- **RECORDS SUPPLIED**

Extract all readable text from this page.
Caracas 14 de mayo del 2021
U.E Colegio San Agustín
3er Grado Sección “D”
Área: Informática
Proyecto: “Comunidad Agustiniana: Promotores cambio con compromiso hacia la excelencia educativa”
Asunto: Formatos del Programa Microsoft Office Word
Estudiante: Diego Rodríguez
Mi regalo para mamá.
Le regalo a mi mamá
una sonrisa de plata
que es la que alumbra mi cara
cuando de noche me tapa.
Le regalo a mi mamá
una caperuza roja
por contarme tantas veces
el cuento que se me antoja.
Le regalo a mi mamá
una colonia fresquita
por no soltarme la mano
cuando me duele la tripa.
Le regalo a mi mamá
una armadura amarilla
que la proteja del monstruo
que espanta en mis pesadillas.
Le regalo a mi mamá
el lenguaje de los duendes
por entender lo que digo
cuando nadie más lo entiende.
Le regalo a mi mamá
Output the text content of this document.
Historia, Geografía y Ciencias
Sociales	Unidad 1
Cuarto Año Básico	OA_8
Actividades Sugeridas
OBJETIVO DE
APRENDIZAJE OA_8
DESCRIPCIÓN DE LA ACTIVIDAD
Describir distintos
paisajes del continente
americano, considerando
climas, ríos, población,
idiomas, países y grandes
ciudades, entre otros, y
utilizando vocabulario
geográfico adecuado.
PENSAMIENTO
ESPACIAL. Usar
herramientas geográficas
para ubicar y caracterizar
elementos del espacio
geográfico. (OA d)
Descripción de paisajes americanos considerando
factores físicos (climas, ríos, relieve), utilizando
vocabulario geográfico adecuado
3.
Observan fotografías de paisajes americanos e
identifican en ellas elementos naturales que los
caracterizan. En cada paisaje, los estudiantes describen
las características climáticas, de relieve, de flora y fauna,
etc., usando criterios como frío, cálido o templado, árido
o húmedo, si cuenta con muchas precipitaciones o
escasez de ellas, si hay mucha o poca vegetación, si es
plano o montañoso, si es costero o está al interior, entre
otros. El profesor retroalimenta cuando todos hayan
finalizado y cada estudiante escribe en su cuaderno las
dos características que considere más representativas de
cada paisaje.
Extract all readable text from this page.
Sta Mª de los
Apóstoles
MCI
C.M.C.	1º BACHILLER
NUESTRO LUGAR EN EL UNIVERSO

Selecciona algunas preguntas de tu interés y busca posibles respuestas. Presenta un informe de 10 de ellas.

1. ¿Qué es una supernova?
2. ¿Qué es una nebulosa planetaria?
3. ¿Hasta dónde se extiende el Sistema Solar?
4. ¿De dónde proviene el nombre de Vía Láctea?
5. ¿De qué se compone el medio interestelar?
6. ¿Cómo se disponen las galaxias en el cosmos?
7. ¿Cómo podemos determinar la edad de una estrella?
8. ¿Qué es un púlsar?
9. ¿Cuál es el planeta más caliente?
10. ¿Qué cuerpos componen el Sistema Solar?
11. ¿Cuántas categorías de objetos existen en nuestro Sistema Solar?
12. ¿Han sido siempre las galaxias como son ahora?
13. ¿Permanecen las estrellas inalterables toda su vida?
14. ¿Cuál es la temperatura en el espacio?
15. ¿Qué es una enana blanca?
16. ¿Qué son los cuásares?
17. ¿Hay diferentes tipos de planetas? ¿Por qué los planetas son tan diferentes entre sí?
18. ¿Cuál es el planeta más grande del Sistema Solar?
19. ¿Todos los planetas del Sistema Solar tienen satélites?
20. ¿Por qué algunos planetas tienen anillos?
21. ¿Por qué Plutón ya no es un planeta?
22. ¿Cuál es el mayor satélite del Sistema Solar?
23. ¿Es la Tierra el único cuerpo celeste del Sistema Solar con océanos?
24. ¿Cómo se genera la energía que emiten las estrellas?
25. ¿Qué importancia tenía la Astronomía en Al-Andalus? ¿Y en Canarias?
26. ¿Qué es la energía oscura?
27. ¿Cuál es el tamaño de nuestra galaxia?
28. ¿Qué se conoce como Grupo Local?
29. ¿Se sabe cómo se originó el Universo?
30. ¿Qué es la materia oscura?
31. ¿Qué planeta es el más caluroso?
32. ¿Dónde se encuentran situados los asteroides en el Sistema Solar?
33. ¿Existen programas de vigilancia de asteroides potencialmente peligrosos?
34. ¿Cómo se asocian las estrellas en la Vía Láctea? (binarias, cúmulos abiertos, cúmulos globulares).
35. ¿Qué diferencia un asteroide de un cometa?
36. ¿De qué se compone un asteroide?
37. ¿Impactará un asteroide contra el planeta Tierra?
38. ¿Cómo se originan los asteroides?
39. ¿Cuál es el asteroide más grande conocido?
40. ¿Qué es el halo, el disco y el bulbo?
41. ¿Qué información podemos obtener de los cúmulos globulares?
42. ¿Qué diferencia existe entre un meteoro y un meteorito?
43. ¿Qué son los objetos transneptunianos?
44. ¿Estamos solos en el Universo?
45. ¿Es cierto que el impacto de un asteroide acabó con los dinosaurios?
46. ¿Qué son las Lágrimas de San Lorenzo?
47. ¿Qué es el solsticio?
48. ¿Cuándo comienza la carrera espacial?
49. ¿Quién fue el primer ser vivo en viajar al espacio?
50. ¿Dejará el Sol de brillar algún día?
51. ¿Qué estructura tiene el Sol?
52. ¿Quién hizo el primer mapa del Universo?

- **WHAT YOU HAVE TO DO**
Using the data above, print every record exactly as shown.

- **TASK SOLUTION**
Extract all readable text from this page.
Caracas 14 de mayo del 2021
U.E Colegio San Agustín
3er Grado Sección “D”
Área: Informática
Proyecto: “Comunidad Agustiniana: Promotores cambio con compromiso hacia la excelencia educativa”
Asunto: Formatos del Programa Microsoft Office Word
Estudiante: Diego Rodríguez
Mi regalo para mamá.
Le regalo a mi mamá
una sonrisa de plata
que es la que alumbra mi cara
cuando de noche me tapa.
Le regalo a mi mamá
una caperuza roja
por contarme tantas veces
el cuento que se me antoja.
Le regalo a mi mamá
una colonia fresquita
por no soltarme la mano
cuando me duele la tripa.
Le regalo a mi mamá
una armadura amarilla
que la proteja del monstruo
que espanta en mis pesadillas.
Le regalo a mi mamá
el lenguaje de los duendes
por entender lo que digo
cuando nadie más lo entiende.
Le regalo a mi mamá
Output the text content of this document.
Historia, Geografía y Ciencias
Sociales	Unidad 1
Cuarto Año Básico	OA_8
Actividades Sugeridas
OBJETIVO DE
APRENDIZAJE OA_8
DESCRIPCIÓN DE LA ACTIVIDAD
Describir distintos
paisajes del continente
americano, considerando
climas, ríos, población,
idiomas, países y grandes
ciudades, entre otros, y
utilizando vocabulario
geográfico adecuado.
PENSAMIENTO
ESPACIAL. Usar
herramientas geográficas
para ubicar y caracterizar
elementos del espacio
geográfico. (OA d)
Descripción de paisajes americanos considerando
factores físicos (climas, ríos, relieve), utilizando
vocabulario geográfico adecuado
3.
Observan fotografías de paisajes americanos e
identifican en ellas elementos naturales que los
caracterizan. En cada paisaje, los estudiantes describen
las características climáticas, de relieve, de flora y fauna,
etc., usando criterios como frío, cálido o templado, árido
o húmedo, si cuenta con muchas precipitaciones o
escasez de ellas, si hay mucha o poca vegetación, si es
plano o montañoso, si es costero o está al interior, entre
otros. El profesor retroalimenta cuando todos hayan
finalizado y cada estudiante escribe en su cuaderno las
dos características que considere más representativas de
cada paisaje.
Extract all readable text from this page.
Sta Mª de los
Apóstoles
MCI
C.M.C.	1º BACHILLER
NUESTRO LUGAR EN EL UNIVERSO

Selecciona algunas preguntas de tu interés y busca posibles respuestas. Presenta un informe de 10 de ellas.

1. ¿Qué es una supernova?
2. ¿Qué es una nebulosa planetaria?
3. ¿Hasta dónde se extiende el Sistema Solar?
4. ¿De dónde proviene el nombre de Vía Láctea?
5. ¿De qué se compone el medio interestelar?
6. ¿Cómo se disponen las galaxias en el cosmos?
7. ¿Cómo podemos determinar la edad de una estrella?
8. ¿Qué es un púlsar?
9. ¿Cuál es el planeta más caliente?
10. ¿Qué cuerpos componen el Sistema Solar?
11. ¿Cuántas categorías de objetos existen en nuestro Sistema Solar?
12. ¿Han sido siempre las galaxias como son ahora?
13. ¿Permanecen las estrellas inalterables toda su vida?
14. ¿Cuál es la temperatura en el espacio?
15. ¿Qué es una enana blanca?
16. ¿Qué son los cuásares?
17. ¿Hay diferentes tipos de planetas? ¿Por qué los planetas son tan diferentes entre sí?
18. ¿Cuál es el planeta más grande del Sistema Solar?
19. ¿Todos los planetas del Sistema Solar tienen satélites?
20. ¿Por qué algunos planetas tienen anillos?
21. ¿Por qué Plutón ya no es un planeta?
22. ¿Cuál es el mayor satélite del Sistema Solar?
23. ¿Es la Tierra el único cuerpo celeste del Sistema Solar con océanos?
24. ¿Cómo se genera la energía que emiten las estrellas?
25. ¿Qué importancia tenía la Astronomía en Al-Andalus? ¿Y en Canarias?
26. ¿Qué es la energía oscura?
27. ¿Cuál es el tamaño de nuestra galaxia?
28. ¿Qué se conoce como Grupo Local?
29. ¿Se sabe cómo se originó el Universo?
30. ¿Qué es la materia oscura?
31. ¿Qué planeta es el más caluroso?
32. ¿Dónde se encuentran situados los asteroides en el Sistema Solar?
33. ¿Existen programas de vigilancia de asteroides potencialmente peligrosos?
34. ¿Cómo se asocian las estrellas en la Vía Láctea? (binarias, cúmulos abiertos, cúmulos globulares).
35. ¿Qué diferencia un asteroide de un cometa?
36. ¿De qué se compone un asteroide?
37. ¿Impactará un asteroide contra el planeta Tierra?
38. ¿Cómo se originan los asteroides?
39. ¿Cuál es el asteroide más grande conocido?
40. ¿Qué es el halo, el disco y el bulbo?
41. ¿Qué información podemos obtener de los cúmulos globulares?
42. ¿Qué diferencia existe entre un meteoro y un meteorito?
43. ¿Qué son los objetos transneptunianos?
44. ¿Estamos solos en el Universo?
45. ¿Es cierto que el impacto de un asteroide acabó con los dinosaurios?
46. ¿Qué son las Lágrimas de San Lorenzo?
47. ¿Qué es el solsticio?
48. ¿Cuándo comienza la carrera espacial?
49. ¿Quién fue el primer ser vivo en viajar al espacio?
50. ¿Dejará el Sol de brillar algún día?
51. ¿Qué estructura tiene el Sol?
52. ¿Quién hizo el primer mapa del Universo?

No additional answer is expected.